▸ **What is being asked**: Copy each record exactly as it reads, leaving out any pictures it holds.

▸ **Input records**:
■ ■ ■ ■

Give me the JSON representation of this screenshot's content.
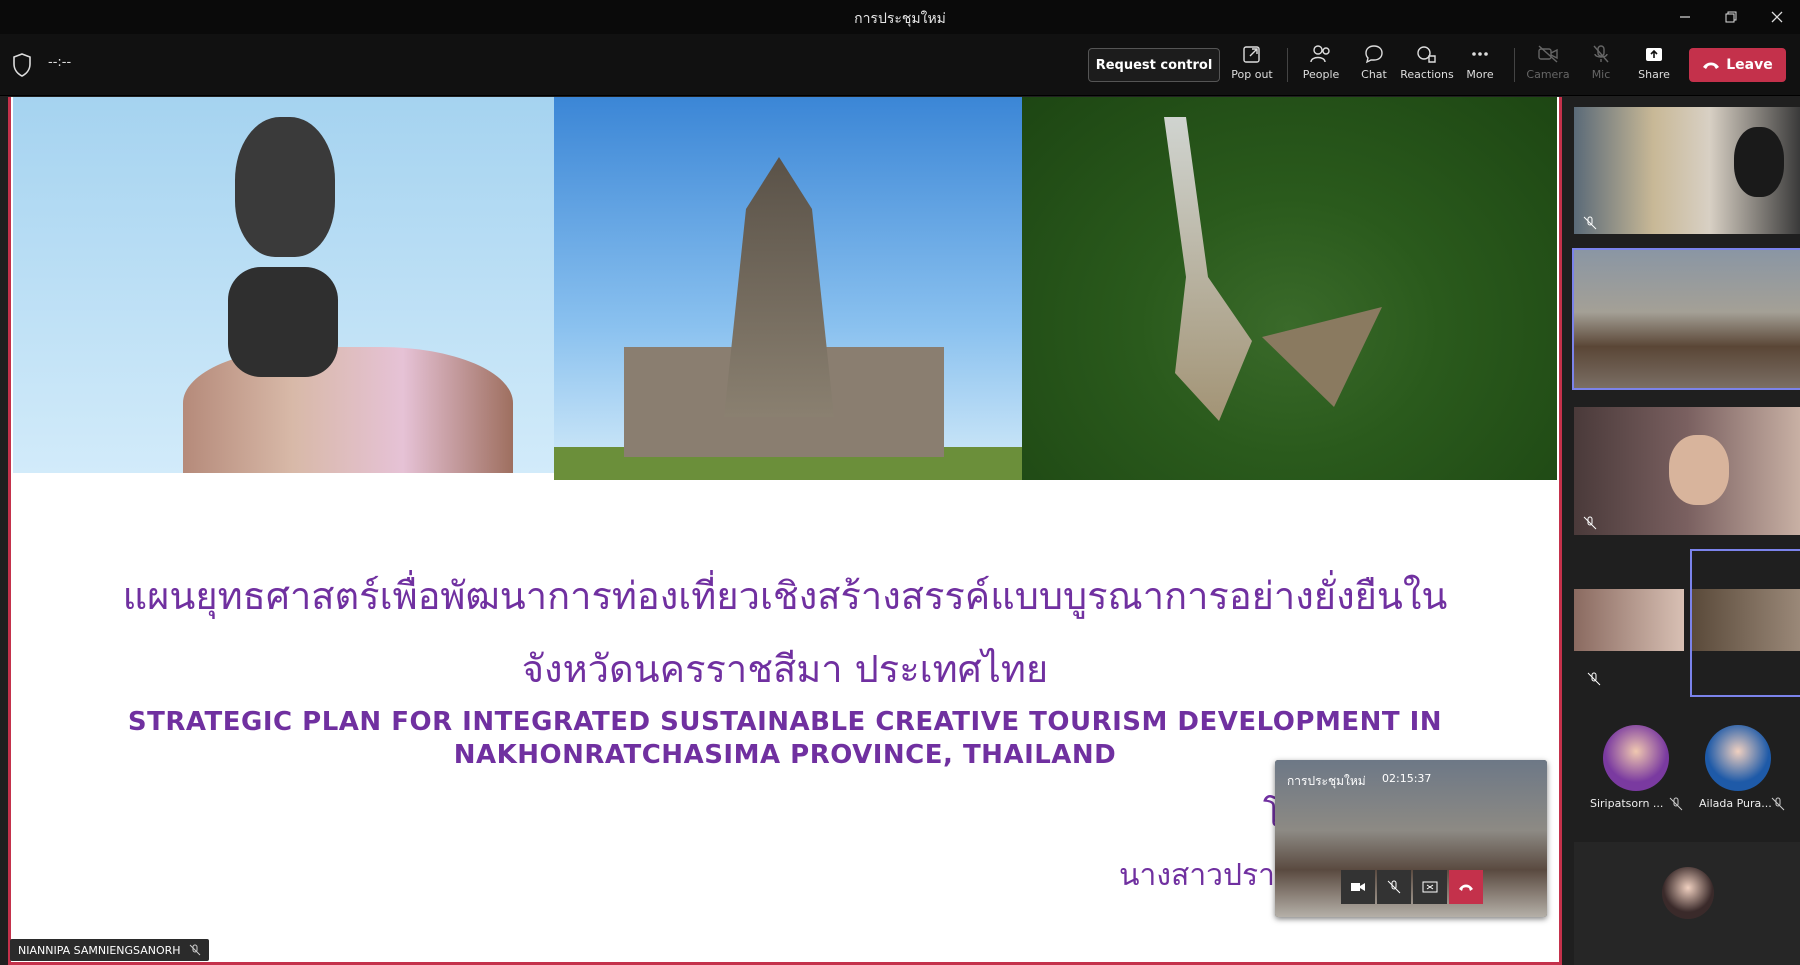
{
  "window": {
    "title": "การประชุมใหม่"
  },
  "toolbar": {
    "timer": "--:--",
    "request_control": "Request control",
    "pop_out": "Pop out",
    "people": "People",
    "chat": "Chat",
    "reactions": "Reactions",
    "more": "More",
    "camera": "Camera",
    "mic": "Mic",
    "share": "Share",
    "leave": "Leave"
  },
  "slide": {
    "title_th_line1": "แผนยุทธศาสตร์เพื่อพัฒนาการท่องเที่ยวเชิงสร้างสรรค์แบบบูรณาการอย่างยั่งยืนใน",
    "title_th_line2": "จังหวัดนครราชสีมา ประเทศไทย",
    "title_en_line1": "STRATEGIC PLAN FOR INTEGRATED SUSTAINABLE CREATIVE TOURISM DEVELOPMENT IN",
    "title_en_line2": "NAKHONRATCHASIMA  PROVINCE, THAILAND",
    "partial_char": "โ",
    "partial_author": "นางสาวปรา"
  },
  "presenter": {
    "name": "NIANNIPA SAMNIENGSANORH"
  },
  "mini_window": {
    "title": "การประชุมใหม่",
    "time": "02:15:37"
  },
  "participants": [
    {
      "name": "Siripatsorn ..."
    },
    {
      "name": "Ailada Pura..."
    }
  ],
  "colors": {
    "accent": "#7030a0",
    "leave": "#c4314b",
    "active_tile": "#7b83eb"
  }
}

■ ■ ■ ■

▸ **Task answer**:
Give me the JSON representation of this screenshot's content.
{
  "window": {
    "title": "การประชุมใหม่"
  },
  "toolbar": {
    "timer": "--:--",
    "request_control": "Request control",
    "pop_out": "Pop out",
    "people": "People",
    "chat": "Chat",
    "reactions": "Reactions",
    "more": "More",
    "camera": "Camera",
    "mic": "Mic",
    "share": "Share",
    "leave": "Leave"
  },
  "slide": {
    "title_th_line1": "แผนยุทธศาสตร์เพื่อพัฒนาการท่องเที่ยวเชิงสร้างสรรค์แบบบูรณาการอย่างยั่งยืนใน",
    "title_th_line2": "จังหวัดนครราชสีมา ประเทศไทย",
    "title_en_line1": "STRATEGIC PLAN FOR INTEGRATED SUSTAINABLE CREATIVE TOURISM DEVELOPMENT IN",
    "title_en_line2": "NAKHONRATCHASIMA  PROVINCE, THAILAND",
    "partial_char": "โ",
    "partial_author": "นางสาวปรา"
  },
  "presenter": {
    "name": "NIANNIPA SAMNIENGSANORH"
  },
  "mini_window": {
    "title": "การประชุมใหม่",
    "time": "02:15:37"
  },
  "participants": [
    {
      "name": "Siripatsorn ..."
    },
    {
      "name": "Ailada Pura..."
    }
  ],
  "colors": {
    "accent": "#7030a0",
    "leave": "#c4314b",
    "active_tile": "#7b83eb"
  }
}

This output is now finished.